Stored items

___

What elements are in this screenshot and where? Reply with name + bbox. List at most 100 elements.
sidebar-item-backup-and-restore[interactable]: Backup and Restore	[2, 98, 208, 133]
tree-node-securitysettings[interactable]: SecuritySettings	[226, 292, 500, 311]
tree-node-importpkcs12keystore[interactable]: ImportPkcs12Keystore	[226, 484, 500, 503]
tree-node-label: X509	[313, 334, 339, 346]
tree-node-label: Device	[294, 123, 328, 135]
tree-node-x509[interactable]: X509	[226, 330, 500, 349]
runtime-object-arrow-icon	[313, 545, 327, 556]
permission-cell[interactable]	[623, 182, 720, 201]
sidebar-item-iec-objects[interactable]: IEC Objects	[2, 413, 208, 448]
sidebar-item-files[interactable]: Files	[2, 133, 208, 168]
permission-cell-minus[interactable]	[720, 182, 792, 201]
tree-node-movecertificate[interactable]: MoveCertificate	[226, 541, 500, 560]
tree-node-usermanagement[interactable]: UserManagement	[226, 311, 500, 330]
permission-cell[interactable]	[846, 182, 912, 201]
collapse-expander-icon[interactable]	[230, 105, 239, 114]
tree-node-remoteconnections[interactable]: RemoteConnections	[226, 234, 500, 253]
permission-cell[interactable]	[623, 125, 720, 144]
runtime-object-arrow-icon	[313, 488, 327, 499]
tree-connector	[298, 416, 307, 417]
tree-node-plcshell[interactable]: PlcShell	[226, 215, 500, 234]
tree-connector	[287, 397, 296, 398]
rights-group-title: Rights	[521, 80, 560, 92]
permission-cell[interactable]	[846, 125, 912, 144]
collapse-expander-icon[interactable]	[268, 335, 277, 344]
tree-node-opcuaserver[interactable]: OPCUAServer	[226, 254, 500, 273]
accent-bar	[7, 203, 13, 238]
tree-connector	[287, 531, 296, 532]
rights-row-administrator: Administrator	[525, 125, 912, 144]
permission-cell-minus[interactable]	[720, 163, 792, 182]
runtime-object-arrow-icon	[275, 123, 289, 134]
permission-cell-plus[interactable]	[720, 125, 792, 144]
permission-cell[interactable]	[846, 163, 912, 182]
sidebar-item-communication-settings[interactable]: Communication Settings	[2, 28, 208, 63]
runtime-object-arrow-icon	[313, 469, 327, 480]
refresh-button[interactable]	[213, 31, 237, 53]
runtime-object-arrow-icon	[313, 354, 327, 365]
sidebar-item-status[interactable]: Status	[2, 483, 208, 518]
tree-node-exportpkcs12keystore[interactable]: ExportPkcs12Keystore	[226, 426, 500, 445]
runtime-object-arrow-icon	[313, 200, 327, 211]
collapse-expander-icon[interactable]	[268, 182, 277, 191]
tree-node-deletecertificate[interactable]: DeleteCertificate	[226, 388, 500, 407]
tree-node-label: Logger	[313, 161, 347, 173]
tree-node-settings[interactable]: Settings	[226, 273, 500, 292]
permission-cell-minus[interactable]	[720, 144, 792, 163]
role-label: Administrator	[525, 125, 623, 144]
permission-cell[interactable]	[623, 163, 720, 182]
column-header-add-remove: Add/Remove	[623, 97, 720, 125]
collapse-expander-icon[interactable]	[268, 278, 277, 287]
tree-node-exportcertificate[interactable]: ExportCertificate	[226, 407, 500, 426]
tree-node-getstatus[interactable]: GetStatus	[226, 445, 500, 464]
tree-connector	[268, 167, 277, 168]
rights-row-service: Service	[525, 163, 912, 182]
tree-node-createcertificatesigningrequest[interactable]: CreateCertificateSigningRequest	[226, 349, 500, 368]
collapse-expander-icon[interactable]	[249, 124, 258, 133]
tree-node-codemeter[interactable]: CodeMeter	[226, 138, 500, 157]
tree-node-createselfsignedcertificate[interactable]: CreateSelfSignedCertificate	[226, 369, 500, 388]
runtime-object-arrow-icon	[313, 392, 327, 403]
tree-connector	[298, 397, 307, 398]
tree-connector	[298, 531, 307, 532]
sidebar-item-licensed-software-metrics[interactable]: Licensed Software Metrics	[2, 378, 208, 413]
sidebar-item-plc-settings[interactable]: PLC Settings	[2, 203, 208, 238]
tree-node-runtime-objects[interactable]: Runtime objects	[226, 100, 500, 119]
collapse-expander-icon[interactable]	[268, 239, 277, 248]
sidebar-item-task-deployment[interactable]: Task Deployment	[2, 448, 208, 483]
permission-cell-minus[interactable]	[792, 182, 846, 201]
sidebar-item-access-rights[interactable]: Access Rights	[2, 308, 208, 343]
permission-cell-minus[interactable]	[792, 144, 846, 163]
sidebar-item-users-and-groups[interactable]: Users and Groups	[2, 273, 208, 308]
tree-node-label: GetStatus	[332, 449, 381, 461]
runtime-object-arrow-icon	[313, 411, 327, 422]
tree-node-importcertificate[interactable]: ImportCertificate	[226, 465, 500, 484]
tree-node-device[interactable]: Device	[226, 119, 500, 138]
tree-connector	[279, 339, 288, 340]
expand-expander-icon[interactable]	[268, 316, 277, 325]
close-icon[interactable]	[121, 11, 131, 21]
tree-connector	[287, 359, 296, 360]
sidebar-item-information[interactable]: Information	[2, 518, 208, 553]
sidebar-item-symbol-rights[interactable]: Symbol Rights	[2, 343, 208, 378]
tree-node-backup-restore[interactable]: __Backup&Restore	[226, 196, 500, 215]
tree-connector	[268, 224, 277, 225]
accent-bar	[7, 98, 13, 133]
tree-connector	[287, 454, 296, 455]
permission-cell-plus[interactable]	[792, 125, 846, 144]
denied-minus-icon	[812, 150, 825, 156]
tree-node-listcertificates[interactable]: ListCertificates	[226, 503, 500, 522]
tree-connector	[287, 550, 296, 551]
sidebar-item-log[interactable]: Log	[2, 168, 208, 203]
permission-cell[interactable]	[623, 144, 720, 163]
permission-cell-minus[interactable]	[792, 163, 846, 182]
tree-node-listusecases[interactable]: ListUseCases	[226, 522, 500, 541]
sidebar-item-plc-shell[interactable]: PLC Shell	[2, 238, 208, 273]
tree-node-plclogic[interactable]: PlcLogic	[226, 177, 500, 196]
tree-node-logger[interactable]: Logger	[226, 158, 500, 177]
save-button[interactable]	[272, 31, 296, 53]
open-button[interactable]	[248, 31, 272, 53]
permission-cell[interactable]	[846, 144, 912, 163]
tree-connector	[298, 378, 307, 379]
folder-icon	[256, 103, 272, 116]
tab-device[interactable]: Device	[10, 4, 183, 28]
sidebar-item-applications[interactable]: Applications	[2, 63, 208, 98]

___

## GOAL
Switch every "tree-connector" in the rows to "tree-link" and write all the rows out again with nothing else changed.

## THE RESPONSE
What elements are in this screenshot and where? Reply with name + bbox. List at most 100 elements.
sidebar-item-backup-and-restore[interactable]: Backup and Restore	[2, 98, 208, 133]
tree-node-securitysettings[interactable]: SecuritySettings	[226, 292, 500, 311]
tree-node-importpkcs12keystore[interactable]: ImportPkcs12Keystore	[226, 484, 500, 503]
tree-node-label: X509	[313, 334, 339, 346]
tree-node-label: Device	[294, 123, 328, 135]
tree-node-x509[interactable]: X509	[226, 330, 500, 349]
runtime-object-arrow-icon	[313, 545, 327, 556]
permission-cell[interactable]	[623, 182, 720, 201]
sidebar-item-iec-objects[interactable]: IEC Objects	[2, 413, 208, 448]
sidebar-item-files[interactable]: Files	[2, 133, 208, 168]
permission-cell-minus[interactable]	[720, 182, 792, 201]
tree-node-movecertificate[interactable]: MoveCertificate	[226, 541, 500, 560]
tree-node-usermanagement[interactable]: UserManagement	[226, 311, 500, 330]
permission-cell[interactable]	[846, 182, 912, 201]
collapse-expander-icon[interactable]	[230, 105, 239, 114]
tree-node-remoteconnections[interactable]: RemoteConnections	[226, 234, 500, 253]
permission-cell[interactable]	[623, 125, 720, 144]
runtime-object-arrow-icon	[313, 488, 327, 499]
tree-link	[298, 416, 307, 417]
tree-node-plcshell[interactable]: PlcShell	[226, 215, 500, 234]
tree-link	[287, 397, 296, 398]
rights-group-title: Rights	[521, 80, 560, 92]
permission-cell[interactable]	[846, 125, 912, 144]
collapse-expander-icon[interactable]	[268, 335, 277, 344]
tree-node-opcuaserver[interactable]: OPCUAServer	[226, 254, 500, 273]
accent-bar	[7, 203, 13, 238]
tree-link	[287, 531, 296, 532]
rights-row-administrator: Administrator	[525, 125, 912, 144]
permission-cell-minus[interactable]	[720, 163, 792, 182]
runtime-object-arrow-icon	[275, 123, 289, 134]
permission-cell-plus[interactable]	[720, 125, 792, 144]
permission-cell[interactable]	[846, 163, 912, 182]
sidebar-item-communication-settings[interactable]: Communication Settings	[2, 28, 208, 63]
runtime-object-arrow-icon	[313, 469, 327, 480]
refresh-button[interactable]	[213, 31, 237, 53]
runtime-object-arrow-icon	[313, 354, 327, 365]
sidebar-item-status[interactable]: Status	[2, 483, 208, 518]
tree-node-exportpkcs12keystore[interactable]: ExportPkcs12Keystore	[226, 426, 500, 445]
runtime-object-arrow-icon	[313, 200, 327, 211]
collapse-expander-icon[interactable]	[268, 182, 277, 191]
tree-node-deletecertificate[interactable]: DeleteCertificate	[226, 388, 500, 407]
tree-node-label: Logger	[313, 161, 347, 173]
tree-node-settings[interactable]: Settings	[226, 273, 500, 292]
permission-cell-minus[interactable]	[720, 144, 792, 163]
role-label: Administrator	[525, 125, 623, 144]
permission-cell[interactable]	[623, 163, 720, 182]
column-header-add-remove: Add/Remove	[623, 97, 720, 125]
collapse-expander-icon[interactable]	[268, 278, 277, 287]
tree-node-exportcertificate[interactable]: ExportCertificate	[226, 407, 500, 426]
tree-node-getstatus[interactable]: GetStatus	[226, 445, 500, 464]
tree-link	[268, 167, 277, 168]
rights-row-service: Service	[525, 163, 912, 182]
tree-node-createcertificatesigningrequest[interactable]: CreateCertificateSigningRequest	[226, 349, 500, 368]
collapse-expander-icon[interactable]	[249, 124, 258, 133]
tree-node-codemeter[interactable]: CodeMeter	[226, 138, 500, 157]
tree-node-createselfsignedcertificate[interactable]: CreateSelfSignedCertificate	[226, 369, 500, 388]
runtime-object-arrow-icon	[313, 392, 327, 403]
tree-link	[298, 397, 307, 398]
tree-link	[298, 531, 307, 532]
sidebar-item-licensed-software-metrics[interactable]: Licensed Software Metrics	[2, 378, 208, 413]
sidebar-item-plc-settings[interactable]: PLC Settings	[2, 203, 208, 238]
tree-node-runtime-objects[interactable]: Runtime objects	[226, 100, 500, 119]
collapse-expander-icon[interactable]	[268, 239, 277, 248]
sidebar-item-task-deployment[interactable]: Task Deployment	[2, 448, 208, 483]
permission-cell-minus[interactable]	[792, 182, 846, 201]
sidebar-item-access-rights[interactable]: Access Rights	[2, 308, 208, 343]
permission-cell-minus[interactable]	[792, 144, 846, 163]
sidebar-item-users-and-groups[interactable]: Users and Groups	[2, 273, 208, 308]
tree-node-label: GetStatus	[332, 449, 381, 461]
runtime-object-arrow-icon	[313, 411, 327, 422]
tree-node-importcertificate[interactable]: ImportCertificate	[226, 465, 500, 484]
tree-node-device[interactable]: Device	[226, 119, 500, 138]
tree-link	[279, 339, 288, 340]
expand-expander-icon[interactable]	[268, 316, 277, 325]
close-icon[interactable]	[121, 11, 131, 21]
tree-link	[287, 359, 296, 360]
sidebar-item-information[interactable]: Information	[2, 518, 208, 553]
sidebar-item-symbol-rights[interactable]: Symbol Rights	[2, 343, 208, 378]
tree-node-backup-restore[interactable]: __Backup&Restore	[226, 196, 500, 215]
tree-link	[268, 224, 277, 225]
accent-bar	[7, 98, 13, 133]
tree-link	[287, 454, 296, 455]
permission-cell-plus[interactable]	[792, 125, 846, 144]
denied-minus-icon	[812, 150, 825, 156]
tree-node-listcertificates[interactable]: ListCertificates	[226, 503, 500, 522]
tree-link	[287, 550, 296, 551]
sidebar-item-log[interactable]: Log	[2, 168, 208, 203]
permission-cell[interactable]	[623, 144, 720, 163]
permission-cell-minus[interactable]	[792, 163, 846, 182]
tree-node-listusecases[interactable]: ListUseCases	[226, 522, 500, 541]
sidebar-item-plc-shell[interactable]: PLC Shell	[2, 238, 208, 273]
tree-node-plclogic[interactable]: PlcLogic	[226, 177, 500, 196]
tree-node-logger[interactable]: Logger	[226, 158, 500, 177]
save-button[interactable]	[272, 31, 296, 53]
open-button[interactable]	[248, 31, 272, 53]
permission-cell[interactable]	[846, 144, 912, 163]
tree-link	[298, 378, 307, 379]
folder-icon	[256, 103, 272, 116]
tab-device[interactable]: Device	[10, 4, 183, 28]
sidebar-item-applications[interactable]: Applications	[2, 63, 208, 98]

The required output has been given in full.